→ Written instruction: Using the listing below, give the number of lines where "Everything" appears, and nothing else.

Entries from a dataset

>>

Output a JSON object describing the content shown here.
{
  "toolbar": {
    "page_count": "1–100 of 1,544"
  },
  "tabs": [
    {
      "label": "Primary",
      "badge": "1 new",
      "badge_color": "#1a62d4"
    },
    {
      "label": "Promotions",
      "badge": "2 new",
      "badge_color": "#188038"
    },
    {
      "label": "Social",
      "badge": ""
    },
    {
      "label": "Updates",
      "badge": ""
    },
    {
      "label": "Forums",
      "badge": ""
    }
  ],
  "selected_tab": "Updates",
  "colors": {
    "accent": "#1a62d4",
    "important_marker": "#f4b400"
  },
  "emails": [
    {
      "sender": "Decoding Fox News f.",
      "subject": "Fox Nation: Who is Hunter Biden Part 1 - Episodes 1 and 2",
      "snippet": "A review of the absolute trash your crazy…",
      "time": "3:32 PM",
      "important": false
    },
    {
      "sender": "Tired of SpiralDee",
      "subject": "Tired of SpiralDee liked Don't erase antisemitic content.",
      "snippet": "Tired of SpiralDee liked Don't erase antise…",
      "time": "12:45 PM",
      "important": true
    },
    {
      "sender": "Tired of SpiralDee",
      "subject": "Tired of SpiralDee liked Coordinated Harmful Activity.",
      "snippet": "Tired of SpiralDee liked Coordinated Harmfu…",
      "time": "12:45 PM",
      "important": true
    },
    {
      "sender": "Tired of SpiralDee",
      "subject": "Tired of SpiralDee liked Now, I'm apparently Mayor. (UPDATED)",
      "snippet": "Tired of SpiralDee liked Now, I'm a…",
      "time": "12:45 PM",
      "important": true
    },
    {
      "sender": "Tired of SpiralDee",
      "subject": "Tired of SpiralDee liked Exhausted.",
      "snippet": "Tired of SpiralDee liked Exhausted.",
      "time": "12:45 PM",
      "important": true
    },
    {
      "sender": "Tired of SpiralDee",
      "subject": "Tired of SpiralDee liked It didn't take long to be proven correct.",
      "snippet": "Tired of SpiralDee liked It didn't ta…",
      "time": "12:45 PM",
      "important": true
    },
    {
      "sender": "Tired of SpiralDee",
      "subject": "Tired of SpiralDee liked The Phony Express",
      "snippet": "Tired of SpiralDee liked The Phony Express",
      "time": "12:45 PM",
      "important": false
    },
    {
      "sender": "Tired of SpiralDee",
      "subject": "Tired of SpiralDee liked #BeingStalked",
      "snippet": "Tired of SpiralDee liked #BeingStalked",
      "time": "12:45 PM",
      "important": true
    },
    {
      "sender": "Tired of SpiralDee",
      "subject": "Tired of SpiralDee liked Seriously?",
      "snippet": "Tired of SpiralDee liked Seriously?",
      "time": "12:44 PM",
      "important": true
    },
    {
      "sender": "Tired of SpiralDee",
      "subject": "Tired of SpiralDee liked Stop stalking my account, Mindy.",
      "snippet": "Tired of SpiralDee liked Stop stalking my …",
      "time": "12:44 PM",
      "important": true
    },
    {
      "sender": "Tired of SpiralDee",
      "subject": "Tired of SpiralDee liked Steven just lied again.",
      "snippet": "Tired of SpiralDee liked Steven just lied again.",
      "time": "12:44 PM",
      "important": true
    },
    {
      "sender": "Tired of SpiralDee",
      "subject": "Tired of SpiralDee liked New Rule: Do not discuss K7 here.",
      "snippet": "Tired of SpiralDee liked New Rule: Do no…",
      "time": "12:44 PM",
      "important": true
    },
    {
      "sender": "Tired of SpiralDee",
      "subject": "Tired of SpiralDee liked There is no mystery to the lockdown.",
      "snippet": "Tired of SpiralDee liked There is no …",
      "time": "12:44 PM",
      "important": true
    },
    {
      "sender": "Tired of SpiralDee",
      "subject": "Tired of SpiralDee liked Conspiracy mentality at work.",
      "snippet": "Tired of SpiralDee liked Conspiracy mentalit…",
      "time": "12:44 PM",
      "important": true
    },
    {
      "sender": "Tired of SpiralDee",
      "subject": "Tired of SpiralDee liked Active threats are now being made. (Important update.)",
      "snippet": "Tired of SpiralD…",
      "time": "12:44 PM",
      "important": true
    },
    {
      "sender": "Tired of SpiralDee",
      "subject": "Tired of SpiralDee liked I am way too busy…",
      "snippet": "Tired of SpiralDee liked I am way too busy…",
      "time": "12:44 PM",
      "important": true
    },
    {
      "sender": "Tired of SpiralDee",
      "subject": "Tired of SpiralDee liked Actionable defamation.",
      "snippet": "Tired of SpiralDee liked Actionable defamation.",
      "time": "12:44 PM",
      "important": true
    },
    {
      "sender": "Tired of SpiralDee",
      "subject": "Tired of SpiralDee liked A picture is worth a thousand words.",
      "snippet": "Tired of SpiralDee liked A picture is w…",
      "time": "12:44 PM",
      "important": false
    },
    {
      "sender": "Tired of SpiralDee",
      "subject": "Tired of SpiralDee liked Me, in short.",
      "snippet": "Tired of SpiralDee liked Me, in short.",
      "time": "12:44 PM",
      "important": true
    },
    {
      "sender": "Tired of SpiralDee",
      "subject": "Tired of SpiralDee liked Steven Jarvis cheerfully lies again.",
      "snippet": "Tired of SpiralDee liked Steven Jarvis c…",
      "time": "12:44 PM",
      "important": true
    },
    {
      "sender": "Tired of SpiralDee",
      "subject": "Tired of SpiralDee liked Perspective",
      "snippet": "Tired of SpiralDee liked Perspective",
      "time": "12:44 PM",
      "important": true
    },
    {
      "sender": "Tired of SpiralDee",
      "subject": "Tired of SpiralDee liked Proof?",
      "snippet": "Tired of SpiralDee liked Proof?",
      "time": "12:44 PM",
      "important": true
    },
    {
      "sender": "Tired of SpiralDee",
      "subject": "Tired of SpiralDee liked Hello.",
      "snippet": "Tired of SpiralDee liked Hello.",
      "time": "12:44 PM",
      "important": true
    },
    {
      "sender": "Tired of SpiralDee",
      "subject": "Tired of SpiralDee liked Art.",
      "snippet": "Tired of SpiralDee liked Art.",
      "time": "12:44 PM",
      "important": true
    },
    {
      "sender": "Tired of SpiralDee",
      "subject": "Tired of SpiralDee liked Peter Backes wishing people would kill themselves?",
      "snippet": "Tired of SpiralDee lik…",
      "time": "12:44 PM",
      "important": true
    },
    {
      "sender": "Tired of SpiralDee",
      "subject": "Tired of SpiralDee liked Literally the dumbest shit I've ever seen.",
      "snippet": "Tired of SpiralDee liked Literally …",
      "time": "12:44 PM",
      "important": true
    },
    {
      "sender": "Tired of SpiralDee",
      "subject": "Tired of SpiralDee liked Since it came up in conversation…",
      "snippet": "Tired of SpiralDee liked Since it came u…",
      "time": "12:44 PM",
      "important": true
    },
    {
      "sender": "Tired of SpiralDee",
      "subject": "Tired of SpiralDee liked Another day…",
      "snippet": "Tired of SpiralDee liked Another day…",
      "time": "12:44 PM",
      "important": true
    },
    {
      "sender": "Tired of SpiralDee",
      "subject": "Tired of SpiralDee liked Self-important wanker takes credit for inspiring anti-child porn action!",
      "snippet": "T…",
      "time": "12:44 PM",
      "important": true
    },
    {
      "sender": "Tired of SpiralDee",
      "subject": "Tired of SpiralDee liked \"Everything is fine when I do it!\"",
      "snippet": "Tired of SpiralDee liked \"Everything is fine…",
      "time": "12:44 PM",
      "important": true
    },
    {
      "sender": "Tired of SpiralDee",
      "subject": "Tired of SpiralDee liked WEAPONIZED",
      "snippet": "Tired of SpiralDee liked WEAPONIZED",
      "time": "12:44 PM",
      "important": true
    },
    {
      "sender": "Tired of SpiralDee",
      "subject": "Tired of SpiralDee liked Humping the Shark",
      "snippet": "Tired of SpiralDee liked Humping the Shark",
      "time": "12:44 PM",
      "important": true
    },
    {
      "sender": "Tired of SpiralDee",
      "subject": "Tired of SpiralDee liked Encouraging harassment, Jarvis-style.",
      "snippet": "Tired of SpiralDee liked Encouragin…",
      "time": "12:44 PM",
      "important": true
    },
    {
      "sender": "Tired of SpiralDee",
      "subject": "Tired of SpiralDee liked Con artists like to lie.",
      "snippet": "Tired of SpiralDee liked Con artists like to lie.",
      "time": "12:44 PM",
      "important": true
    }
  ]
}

<<

→ Answer to this task: 2